* _Given problem_:
Recast everything from the start of the material down to the line containing "tweet-text: 5 dk" as a Markdown table with a Row column numbering each line and a Line column holding its text, skipping blank lines.

[Layout dataset entries]
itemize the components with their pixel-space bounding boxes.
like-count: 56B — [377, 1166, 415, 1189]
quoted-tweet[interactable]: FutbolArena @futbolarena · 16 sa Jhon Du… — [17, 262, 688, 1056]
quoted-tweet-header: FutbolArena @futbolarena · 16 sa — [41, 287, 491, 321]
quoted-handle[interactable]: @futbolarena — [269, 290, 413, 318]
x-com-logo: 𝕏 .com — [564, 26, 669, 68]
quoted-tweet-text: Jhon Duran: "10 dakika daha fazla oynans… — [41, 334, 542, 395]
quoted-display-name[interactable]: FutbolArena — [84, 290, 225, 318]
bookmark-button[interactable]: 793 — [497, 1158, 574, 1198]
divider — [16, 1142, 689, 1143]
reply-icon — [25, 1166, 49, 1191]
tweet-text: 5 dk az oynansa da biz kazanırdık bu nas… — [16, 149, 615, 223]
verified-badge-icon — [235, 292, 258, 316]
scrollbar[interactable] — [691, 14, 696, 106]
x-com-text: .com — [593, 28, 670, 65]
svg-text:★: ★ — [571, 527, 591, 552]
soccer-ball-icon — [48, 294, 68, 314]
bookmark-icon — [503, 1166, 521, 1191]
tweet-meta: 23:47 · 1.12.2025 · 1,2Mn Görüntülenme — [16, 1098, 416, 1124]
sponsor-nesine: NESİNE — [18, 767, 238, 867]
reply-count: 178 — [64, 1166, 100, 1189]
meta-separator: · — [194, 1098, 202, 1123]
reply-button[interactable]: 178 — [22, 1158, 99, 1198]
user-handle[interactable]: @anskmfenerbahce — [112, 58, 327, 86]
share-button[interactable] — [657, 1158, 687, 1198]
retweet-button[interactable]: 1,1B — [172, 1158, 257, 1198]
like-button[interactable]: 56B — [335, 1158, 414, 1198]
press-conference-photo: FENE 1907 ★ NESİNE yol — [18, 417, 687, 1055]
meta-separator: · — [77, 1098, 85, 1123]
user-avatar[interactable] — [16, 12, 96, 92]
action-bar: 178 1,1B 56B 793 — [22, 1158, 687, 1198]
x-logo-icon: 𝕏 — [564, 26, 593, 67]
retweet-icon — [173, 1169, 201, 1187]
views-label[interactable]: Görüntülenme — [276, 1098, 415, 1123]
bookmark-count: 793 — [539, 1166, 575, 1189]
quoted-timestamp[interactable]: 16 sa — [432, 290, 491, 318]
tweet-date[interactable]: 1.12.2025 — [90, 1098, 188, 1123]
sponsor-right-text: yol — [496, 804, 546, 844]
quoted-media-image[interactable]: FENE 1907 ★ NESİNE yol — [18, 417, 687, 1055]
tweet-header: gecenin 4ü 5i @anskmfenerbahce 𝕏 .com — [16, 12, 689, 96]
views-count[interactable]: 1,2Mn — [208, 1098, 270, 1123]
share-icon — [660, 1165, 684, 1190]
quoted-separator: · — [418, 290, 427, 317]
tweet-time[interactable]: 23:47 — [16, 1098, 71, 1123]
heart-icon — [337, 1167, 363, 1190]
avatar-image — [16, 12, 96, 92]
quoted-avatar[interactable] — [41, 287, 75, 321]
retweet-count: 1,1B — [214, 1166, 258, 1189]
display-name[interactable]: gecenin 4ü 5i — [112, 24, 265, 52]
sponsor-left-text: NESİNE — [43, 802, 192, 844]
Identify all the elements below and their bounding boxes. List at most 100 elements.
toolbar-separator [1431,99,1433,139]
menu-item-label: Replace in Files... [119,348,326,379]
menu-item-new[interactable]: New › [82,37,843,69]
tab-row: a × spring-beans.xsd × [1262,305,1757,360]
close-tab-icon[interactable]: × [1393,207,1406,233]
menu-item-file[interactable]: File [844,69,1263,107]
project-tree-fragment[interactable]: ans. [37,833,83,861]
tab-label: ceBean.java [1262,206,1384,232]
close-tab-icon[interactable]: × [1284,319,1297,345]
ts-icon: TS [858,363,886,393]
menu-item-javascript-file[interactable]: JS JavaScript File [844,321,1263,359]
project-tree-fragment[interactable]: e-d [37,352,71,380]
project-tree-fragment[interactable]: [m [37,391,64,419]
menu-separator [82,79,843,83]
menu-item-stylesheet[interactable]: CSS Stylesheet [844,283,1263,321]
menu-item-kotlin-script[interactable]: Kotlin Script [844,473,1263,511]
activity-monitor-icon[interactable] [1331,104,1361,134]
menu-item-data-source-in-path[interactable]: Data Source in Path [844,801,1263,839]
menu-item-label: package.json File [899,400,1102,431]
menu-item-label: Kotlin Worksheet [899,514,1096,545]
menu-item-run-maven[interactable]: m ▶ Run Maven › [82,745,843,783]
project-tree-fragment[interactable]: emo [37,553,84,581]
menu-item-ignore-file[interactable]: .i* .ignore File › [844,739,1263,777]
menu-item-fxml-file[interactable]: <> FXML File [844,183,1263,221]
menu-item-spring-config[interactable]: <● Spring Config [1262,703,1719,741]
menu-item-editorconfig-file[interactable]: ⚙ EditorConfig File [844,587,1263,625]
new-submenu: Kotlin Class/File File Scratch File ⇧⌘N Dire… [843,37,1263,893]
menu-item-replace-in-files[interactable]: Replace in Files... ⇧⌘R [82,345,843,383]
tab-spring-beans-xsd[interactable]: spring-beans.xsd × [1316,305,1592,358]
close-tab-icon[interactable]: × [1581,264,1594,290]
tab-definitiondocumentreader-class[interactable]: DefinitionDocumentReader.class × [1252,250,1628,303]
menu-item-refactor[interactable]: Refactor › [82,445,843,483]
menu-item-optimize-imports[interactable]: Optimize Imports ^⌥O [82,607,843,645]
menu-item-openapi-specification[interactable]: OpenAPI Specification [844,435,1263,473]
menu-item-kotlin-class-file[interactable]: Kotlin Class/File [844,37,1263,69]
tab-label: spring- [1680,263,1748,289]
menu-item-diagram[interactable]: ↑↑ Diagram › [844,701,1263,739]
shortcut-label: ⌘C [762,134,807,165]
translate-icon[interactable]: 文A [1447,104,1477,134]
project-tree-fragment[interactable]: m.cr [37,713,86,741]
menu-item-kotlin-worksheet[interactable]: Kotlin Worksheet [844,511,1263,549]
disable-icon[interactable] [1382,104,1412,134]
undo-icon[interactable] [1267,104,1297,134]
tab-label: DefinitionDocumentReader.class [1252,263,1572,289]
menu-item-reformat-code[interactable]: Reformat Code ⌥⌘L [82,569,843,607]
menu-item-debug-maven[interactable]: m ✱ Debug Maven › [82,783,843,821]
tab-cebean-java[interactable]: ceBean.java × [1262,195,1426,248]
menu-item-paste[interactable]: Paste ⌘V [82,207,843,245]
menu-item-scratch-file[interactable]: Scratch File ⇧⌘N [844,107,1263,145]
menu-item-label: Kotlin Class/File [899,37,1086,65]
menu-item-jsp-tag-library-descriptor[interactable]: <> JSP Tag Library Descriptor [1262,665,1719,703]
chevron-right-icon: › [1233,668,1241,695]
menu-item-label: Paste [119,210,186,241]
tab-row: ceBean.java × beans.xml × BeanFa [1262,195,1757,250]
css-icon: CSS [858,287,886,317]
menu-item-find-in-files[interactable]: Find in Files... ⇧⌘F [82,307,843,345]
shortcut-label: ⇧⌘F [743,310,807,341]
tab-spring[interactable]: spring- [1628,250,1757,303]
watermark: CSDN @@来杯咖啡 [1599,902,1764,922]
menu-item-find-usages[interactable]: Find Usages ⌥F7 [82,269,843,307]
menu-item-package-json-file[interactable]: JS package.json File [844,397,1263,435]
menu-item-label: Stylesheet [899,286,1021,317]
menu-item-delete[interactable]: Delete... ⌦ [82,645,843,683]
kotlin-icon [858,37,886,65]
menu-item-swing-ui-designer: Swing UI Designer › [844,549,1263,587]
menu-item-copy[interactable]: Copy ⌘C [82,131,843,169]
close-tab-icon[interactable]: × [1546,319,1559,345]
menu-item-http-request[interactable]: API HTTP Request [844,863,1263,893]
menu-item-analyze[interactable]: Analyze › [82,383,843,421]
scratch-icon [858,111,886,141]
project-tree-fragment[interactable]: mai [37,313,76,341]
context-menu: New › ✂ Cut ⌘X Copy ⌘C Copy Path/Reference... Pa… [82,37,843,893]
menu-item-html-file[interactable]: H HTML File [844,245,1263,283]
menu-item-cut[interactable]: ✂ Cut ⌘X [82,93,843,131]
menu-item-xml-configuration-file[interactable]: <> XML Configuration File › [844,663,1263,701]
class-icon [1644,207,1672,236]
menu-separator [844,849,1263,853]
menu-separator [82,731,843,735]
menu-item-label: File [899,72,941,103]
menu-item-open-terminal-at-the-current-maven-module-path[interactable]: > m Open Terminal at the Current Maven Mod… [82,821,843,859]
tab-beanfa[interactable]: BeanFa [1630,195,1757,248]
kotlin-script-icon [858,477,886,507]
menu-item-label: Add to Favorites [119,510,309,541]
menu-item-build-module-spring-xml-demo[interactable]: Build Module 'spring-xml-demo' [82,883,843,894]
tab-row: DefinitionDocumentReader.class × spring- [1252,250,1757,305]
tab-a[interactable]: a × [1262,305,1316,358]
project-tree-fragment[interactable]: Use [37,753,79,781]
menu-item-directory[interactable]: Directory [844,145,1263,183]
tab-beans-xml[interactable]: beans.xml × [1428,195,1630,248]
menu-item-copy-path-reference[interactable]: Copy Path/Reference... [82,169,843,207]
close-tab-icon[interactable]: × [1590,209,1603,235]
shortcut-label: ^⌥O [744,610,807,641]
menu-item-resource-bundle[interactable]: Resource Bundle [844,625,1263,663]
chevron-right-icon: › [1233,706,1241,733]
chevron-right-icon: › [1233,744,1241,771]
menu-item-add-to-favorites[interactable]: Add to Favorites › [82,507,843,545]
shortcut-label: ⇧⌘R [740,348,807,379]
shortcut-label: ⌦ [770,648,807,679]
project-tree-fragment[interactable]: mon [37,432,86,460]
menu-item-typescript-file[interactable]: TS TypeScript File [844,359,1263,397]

* _Reply to the task_:
| Row | Line |
|---|---|
| 1 | itemize the components with their pixel-space bounding boxes. |
| 2 | like-count: 56B — [377, 1166, 415, 1189] |
| 3 | quoted-tweet[interactable]: FutbolArena @futbolarena · 16 sa Jhon Du… — [17, 262, 688, 1056] |
| 4 | quoted-tweet-header: FutbolArena @futbolarena · 16 sa — [41, 287, 491, 321] |
| 5 | quoted-handle[interactable]: @futbolarena — [269, 290, 413, 318] |
| 6 | x-com-logo: 𝕏 .com — [564, 26, 669, 68] |
| 7 | quoted-tweet-text: Jhon Duran: "10 dakika daha fazla oynans… — [41, 334, 542, 395] |
| 8 | quoted-display-name[interactable]: FutbolArena — [84, 290, 225, 318] |
| 9 | bookmark-button[interactable]: 793 — [497, 1158, 574, 1198] |
| 10 | divider — [16, 1142, 689, 1143] |
| 11 | reply-icon — [25, 1166, 49, 1191] |
| 12 | tweet-text: 5 dk az oynansa da biz kazanırdık bu nas… — [16, 149, 615, 223] |